— start Items —

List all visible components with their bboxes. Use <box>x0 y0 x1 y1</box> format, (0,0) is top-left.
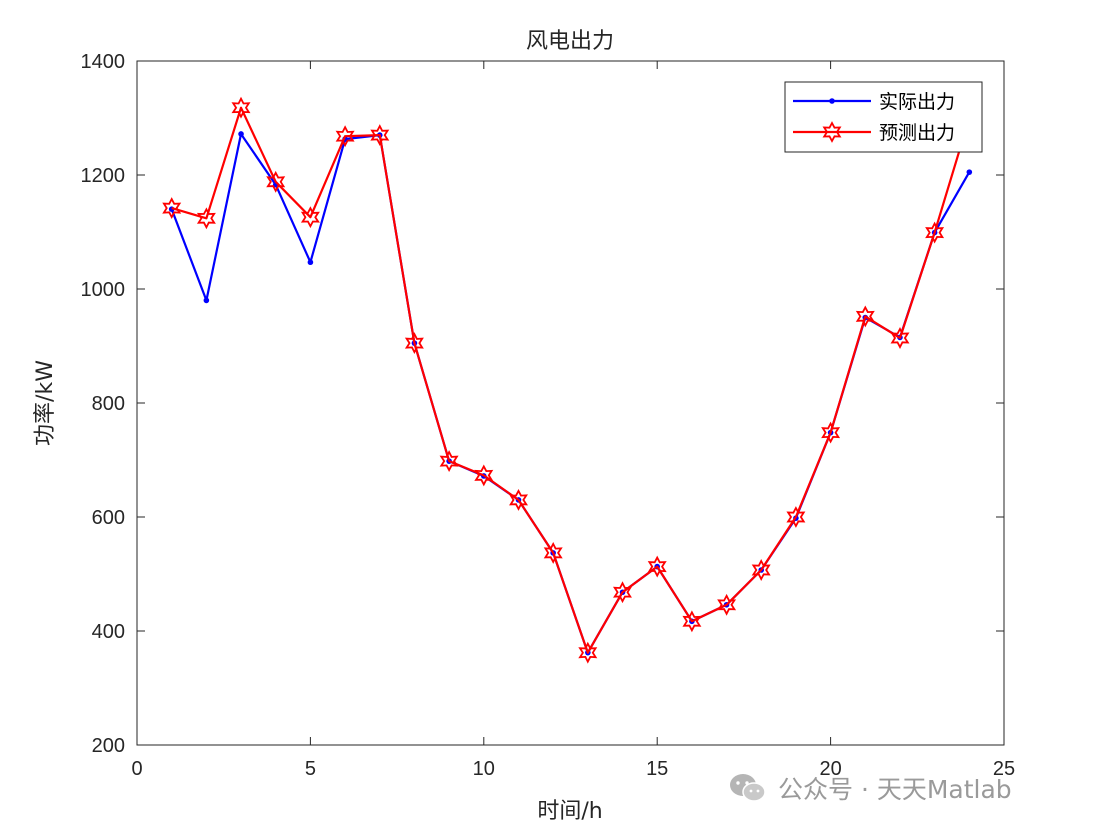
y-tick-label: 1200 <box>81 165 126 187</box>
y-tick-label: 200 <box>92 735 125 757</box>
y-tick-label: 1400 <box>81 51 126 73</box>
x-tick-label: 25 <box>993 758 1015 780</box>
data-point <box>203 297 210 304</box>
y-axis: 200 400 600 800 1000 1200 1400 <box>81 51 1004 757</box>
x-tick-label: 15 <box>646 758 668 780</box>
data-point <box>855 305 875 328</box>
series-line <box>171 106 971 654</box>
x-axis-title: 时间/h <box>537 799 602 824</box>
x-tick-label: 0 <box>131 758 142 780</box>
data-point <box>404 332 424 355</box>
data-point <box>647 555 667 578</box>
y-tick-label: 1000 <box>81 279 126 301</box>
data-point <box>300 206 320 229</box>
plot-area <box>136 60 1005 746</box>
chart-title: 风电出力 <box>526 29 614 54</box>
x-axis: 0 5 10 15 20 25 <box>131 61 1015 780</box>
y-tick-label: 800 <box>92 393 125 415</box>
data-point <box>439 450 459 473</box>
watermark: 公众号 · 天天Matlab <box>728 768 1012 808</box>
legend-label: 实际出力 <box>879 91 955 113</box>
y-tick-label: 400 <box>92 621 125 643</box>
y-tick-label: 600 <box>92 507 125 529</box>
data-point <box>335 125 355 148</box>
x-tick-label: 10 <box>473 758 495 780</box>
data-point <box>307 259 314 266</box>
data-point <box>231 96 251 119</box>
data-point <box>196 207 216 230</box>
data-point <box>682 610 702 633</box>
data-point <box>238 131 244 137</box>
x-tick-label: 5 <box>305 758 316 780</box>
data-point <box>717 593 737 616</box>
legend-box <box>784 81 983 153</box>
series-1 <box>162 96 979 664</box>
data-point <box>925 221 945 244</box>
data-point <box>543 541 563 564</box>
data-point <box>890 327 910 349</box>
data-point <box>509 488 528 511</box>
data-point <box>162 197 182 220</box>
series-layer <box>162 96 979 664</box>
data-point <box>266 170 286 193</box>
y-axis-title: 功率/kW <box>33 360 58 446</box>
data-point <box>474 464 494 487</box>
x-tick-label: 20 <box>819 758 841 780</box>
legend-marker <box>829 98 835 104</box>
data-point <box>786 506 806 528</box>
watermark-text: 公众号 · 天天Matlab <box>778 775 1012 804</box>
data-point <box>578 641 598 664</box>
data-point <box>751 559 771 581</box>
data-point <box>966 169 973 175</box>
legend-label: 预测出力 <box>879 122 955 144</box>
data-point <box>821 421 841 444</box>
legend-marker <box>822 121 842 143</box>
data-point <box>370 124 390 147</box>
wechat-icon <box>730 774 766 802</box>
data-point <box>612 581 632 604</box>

— end Items —
— start Items —

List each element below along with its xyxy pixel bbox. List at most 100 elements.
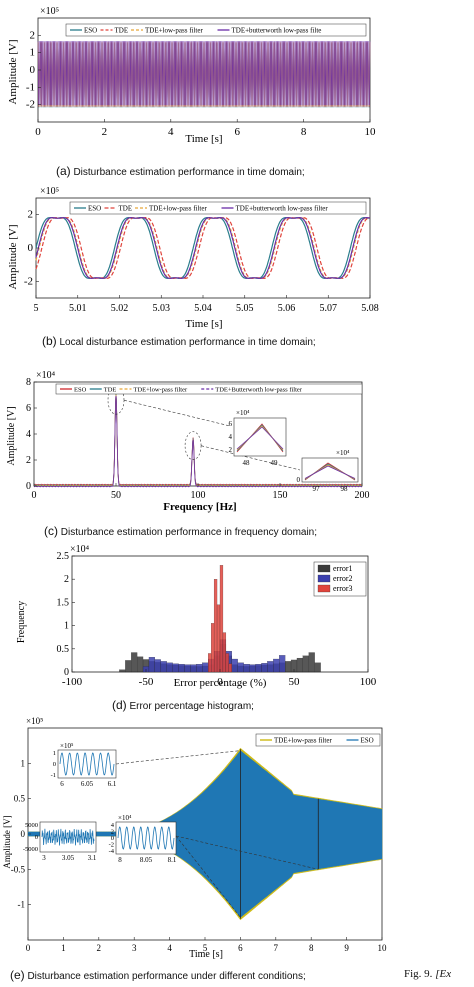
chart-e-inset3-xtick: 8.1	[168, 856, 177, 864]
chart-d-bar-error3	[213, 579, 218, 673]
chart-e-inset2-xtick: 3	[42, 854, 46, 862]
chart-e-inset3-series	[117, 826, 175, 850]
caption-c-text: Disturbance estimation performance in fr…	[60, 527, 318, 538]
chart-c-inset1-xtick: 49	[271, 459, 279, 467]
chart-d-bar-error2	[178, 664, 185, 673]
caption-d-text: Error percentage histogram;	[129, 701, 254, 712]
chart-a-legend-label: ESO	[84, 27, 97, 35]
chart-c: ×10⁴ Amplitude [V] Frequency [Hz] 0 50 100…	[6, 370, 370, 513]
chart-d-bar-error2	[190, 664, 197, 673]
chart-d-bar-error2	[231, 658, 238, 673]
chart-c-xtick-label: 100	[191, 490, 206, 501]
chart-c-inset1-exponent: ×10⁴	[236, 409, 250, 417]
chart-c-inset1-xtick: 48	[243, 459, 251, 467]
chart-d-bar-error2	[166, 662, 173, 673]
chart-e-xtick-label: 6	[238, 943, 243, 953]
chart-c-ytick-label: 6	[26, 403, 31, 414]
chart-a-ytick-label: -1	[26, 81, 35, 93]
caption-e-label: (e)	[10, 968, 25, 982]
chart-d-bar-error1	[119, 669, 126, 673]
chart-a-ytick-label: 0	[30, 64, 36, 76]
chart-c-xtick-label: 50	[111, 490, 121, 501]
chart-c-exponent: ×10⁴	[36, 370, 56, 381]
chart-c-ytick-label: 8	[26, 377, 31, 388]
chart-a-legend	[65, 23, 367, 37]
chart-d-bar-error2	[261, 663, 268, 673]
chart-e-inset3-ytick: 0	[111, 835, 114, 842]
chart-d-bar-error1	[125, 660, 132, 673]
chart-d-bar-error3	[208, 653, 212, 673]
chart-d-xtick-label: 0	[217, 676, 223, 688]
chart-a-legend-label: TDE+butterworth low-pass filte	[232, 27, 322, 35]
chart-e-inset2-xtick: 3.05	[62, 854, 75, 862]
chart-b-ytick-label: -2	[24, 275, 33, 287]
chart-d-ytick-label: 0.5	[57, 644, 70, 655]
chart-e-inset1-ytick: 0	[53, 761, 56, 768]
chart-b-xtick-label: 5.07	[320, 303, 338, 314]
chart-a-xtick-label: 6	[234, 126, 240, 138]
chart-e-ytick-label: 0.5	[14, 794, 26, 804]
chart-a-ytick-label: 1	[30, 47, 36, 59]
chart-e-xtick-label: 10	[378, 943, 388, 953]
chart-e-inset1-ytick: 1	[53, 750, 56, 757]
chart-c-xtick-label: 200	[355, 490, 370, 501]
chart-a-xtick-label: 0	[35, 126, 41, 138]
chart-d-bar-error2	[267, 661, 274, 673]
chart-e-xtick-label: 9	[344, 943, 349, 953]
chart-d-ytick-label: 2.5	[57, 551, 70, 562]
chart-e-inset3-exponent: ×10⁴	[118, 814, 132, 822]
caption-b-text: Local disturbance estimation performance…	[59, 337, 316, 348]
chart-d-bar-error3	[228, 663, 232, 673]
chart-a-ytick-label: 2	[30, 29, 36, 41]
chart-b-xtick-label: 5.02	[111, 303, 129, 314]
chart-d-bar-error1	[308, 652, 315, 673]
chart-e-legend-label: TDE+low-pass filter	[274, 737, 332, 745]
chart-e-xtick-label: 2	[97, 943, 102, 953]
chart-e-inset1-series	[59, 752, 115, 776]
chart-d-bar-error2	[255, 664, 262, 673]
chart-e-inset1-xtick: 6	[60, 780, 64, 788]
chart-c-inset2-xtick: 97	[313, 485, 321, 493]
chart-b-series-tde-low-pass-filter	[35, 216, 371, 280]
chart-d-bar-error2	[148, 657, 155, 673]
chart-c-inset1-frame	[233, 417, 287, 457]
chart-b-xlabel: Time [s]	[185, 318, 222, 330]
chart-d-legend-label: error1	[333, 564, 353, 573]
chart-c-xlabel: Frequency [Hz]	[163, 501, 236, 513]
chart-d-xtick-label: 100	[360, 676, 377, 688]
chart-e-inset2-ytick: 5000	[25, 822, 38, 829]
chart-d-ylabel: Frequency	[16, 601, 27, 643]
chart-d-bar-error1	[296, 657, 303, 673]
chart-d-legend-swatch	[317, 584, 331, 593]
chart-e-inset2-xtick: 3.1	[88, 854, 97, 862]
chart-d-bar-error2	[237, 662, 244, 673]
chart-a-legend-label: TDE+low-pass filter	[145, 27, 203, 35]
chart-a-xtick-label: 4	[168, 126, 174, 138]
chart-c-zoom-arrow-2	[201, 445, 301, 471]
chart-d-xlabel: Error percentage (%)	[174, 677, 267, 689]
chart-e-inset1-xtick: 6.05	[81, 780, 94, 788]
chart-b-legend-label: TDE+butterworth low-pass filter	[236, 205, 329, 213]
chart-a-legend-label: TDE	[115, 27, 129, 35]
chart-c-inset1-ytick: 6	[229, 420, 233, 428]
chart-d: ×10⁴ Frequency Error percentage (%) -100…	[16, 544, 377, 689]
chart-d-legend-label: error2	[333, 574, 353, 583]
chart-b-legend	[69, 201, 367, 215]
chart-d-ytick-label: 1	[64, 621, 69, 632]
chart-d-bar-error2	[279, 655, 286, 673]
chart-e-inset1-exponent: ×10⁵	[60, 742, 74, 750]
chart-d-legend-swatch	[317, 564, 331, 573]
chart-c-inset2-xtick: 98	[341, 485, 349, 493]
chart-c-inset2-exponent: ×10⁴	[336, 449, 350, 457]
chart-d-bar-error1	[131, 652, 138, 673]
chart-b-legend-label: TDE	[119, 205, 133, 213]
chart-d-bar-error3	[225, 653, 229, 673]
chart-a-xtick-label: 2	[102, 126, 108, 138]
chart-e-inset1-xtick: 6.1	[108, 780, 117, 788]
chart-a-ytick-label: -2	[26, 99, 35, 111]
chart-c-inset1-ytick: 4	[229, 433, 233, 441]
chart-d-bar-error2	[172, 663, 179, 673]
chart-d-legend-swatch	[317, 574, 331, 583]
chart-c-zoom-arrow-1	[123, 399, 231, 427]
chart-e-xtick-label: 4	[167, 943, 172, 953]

— end Items —

Copy the entries word for word, beginning at the line containing "856, 177, 864]" and ending after the line containing "chart-c: ×10⁴ Amplitude".

• Solution to this task
chart-e-inset3-xtick: 8.1	[168, 856, 177, 864]
chart-d-bar-error3	[213, 579, 218, 673]
chart-e-inset2-xtick: 3	[42, 854, 46, 862]
chart-e-inset3-series	[117, 826, 175, 850]
caption-c-text: Disturbance estimation performance in fr…	[60, 527, 318, 538]
chart-c-inset1-xtick: 49	[271, 459, 279, 467]
chart-d-bar-error2	[178, 664, 185, 673]
caption-d-text: Error percentage histogram;	[129, 701, 254, 712]
chart-a-legend-label: ESO	[84, 27, 97, 35]
chart-c: ×10⁴ Amplitude [V] Frequency [Hz] 0 50 100…	[6, 370, 370, 513]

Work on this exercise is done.